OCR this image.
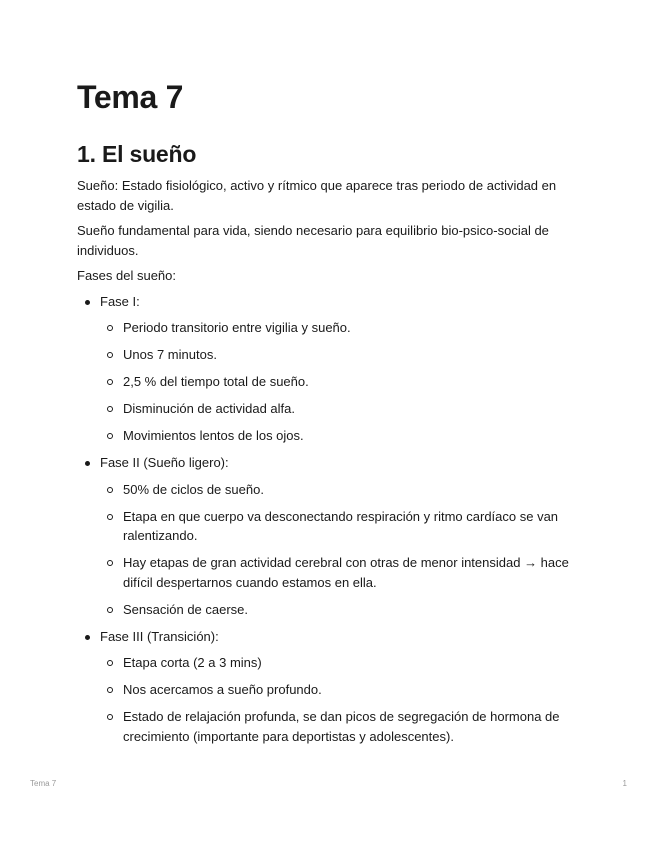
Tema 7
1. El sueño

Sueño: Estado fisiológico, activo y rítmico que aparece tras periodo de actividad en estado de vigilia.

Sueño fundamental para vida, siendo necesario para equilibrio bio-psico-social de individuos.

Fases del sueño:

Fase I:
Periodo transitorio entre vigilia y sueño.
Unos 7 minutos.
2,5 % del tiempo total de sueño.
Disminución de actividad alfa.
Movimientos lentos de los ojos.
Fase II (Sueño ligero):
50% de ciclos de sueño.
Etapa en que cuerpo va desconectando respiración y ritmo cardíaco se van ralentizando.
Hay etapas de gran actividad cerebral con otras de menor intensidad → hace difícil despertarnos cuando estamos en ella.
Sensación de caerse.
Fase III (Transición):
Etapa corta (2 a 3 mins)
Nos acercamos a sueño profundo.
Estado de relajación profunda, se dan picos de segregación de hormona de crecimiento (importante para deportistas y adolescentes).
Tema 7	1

# # # # # # #

■ **WRITTEN TASK**
Transcribe the records above exactly as they appear, leaving out any pictures.

■ **COMPLETED TASK**
OCR this image.
Tema 7
1. El sueño

Sueño: Estado fisiológico, activo y rítmico que aparece tras periodo de actividad en estado de vigilia.

Sueño fundamental para vida, siendo necesario para equilibrio bio-psico-social de individuos.

Fases del sueño:

Fase I:
Periodo transitorio entre vigilia y sueño.
Unos 7 minutos.
2,5 % del tiempo total de sueño.
Disminución de actividad alfa.
Movimientos lentos de los ojos.
Fase II (Sueño ligero):
50% de ciclos de sueño.
Etapa en que cuerpo va desconectando respiración y ritmo cardíaco se van ralentizando.
Hay etapas de gran actividad cerebral con otras de menor intensidad → hace difícil despertarnos cuando estamos en ella.
Sensación de caerse.
Fase III (Transición):
Etapa corta (2 a 3 mins)
Nos acercamos a sueño profundo.
Estado de relajación profunda, se dan picos de segregación de hormona de crecimiento (importante para deportistas y adolescentes).
Tema 7	1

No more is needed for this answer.